TASK DIRECTIONS => Copy each line below that contains "заявителя".

Stored records:
_ _ _ _
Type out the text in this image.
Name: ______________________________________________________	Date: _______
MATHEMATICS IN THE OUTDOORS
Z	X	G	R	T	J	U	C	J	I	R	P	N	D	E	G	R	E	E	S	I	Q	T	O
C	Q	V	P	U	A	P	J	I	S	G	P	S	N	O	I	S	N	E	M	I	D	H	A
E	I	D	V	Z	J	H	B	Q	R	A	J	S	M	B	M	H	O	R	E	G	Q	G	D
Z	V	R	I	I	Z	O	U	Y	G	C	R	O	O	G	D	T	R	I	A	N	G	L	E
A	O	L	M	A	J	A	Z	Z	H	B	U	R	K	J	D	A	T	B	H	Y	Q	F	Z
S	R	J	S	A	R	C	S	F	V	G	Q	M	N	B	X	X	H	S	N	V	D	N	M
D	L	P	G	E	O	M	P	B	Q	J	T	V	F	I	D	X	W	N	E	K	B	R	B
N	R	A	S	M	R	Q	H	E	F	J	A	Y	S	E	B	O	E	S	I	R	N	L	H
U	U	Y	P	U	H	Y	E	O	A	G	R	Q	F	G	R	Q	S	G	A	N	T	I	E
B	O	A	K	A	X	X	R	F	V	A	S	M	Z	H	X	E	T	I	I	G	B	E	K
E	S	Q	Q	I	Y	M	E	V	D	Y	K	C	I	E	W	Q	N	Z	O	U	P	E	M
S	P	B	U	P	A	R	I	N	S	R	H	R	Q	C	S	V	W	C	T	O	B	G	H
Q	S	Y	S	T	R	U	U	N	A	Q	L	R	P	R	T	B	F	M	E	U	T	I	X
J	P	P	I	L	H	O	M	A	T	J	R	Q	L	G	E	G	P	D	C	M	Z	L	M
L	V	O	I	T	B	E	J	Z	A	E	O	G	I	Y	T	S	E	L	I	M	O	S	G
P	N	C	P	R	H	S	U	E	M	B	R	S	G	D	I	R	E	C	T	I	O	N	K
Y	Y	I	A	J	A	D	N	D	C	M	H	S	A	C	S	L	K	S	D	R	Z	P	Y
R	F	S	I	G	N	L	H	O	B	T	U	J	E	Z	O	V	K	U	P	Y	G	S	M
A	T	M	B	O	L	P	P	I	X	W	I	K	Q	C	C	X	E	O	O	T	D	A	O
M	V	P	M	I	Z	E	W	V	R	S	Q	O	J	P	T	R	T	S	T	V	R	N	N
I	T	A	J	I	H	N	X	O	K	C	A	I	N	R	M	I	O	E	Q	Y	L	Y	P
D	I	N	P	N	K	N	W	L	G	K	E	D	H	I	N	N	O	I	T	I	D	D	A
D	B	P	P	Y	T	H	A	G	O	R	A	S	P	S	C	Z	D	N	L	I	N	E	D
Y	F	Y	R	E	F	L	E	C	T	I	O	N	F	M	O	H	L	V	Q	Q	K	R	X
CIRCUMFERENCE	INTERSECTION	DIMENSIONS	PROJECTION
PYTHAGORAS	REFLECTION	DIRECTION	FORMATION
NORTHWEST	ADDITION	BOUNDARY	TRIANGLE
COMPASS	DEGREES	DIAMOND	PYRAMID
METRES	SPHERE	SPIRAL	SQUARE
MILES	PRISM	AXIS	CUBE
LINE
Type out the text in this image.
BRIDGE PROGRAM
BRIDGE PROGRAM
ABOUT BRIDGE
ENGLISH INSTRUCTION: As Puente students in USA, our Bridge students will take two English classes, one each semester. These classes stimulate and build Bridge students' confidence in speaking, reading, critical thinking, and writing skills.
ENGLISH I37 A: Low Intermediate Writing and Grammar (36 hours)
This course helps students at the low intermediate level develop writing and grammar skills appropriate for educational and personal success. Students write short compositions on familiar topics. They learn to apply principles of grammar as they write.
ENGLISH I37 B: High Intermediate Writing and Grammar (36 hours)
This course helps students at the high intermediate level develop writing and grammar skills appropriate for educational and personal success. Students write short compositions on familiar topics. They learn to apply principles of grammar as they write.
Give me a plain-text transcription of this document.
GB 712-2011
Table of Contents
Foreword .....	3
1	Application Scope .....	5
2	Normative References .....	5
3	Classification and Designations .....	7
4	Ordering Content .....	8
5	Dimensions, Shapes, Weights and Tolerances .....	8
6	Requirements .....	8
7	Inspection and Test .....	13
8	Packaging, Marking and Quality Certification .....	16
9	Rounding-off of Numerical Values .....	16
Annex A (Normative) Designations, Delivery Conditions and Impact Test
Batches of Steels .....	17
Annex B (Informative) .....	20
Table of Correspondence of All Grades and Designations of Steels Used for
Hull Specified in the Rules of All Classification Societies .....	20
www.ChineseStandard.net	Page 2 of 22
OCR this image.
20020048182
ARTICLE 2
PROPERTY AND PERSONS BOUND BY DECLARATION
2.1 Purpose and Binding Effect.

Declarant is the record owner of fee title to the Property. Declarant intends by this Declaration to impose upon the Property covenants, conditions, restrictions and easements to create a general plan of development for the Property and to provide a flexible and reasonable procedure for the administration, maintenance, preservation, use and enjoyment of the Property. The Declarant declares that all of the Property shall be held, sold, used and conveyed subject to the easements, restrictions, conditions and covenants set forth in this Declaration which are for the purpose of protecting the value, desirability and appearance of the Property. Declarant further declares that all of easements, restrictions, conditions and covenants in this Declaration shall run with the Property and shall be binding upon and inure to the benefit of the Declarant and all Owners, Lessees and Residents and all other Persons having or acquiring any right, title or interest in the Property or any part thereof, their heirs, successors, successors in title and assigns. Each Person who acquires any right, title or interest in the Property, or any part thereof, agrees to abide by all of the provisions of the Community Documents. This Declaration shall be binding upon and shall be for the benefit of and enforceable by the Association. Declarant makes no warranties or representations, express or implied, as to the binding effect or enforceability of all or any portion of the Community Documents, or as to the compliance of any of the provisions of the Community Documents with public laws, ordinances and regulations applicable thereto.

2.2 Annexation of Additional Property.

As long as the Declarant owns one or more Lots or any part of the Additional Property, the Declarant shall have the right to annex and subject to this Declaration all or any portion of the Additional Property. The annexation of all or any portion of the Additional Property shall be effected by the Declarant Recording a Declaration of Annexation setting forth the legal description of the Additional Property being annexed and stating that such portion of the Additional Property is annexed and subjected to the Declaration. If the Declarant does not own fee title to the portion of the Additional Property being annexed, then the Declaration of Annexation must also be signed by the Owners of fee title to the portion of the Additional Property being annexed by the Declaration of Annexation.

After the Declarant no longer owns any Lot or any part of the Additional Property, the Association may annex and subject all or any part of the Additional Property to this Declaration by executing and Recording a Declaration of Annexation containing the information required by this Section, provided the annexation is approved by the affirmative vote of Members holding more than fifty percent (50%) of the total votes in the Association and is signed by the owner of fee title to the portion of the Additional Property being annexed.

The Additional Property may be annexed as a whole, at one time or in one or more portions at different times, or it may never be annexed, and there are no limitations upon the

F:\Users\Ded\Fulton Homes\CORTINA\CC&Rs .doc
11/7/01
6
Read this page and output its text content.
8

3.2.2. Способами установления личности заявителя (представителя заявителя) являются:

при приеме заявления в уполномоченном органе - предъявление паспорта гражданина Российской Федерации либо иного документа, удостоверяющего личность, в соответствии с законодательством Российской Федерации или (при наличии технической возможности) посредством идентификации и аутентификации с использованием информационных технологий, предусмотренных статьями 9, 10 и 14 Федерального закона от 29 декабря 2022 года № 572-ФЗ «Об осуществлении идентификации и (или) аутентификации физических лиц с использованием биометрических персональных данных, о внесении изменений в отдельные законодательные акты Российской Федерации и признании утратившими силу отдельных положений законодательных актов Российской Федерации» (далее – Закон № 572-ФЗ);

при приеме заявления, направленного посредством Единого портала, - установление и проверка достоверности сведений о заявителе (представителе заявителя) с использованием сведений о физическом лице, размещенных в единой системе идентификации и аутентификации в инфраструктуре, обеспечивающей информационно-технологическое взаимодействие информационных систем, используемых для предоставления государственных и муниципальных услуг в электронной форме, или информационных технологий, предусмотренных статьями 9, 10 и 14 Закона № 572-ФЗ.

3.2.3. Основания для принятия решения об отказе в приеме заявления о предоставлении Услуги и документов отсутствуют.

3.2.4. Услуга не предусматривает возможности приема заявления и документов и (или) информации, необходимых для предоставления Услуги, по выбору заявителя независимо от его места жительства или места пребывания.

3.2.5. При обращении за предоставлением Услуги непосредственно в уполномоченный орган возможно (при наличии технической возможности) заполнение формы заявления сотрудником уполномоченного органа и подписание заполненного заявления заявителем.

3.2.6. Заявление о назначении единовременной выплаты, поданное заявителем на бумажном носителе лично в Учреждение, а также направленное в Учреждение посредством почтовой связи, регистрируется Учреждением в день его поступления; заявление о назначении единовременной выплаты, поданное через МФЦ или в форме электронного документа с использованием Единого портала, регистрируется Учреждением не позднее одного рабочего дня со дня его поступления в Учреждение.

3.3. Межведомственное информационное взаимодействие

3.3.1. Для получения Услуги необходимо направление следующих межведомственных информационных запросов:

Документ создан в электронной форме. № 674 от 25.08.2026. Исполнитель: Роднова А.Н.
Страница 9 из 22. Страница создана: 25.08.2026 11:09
_ _ _ _
EXERCISE OUTPUT =>
3.2.2. Способами установления личности заявителя (представителя заявителя) являются:
при приеме заявления, направленного посредством Единого портала, - установление и проверка достоверности сведений о заявителе (представителе заявителя) с использованием сведений о физическом лице, размещенных в единой системе идентификации и аутентификации в инфраструктуре, обеспечивающей информационно-технологическое взаимодействие информационных систем, используемых для предоставления государственных и муниципальных услуг в электронной форме, или информационных технологий, предусмотренных статьями 9, 10 и 14 Закона № 572-ФЗ.
3.2.4. Услуга не предусматривает возможности приема заявления и документов и (или) информации, необходимых для предоставления Услуги, по выбору заявителя независимо от его места жительства или места пребывания.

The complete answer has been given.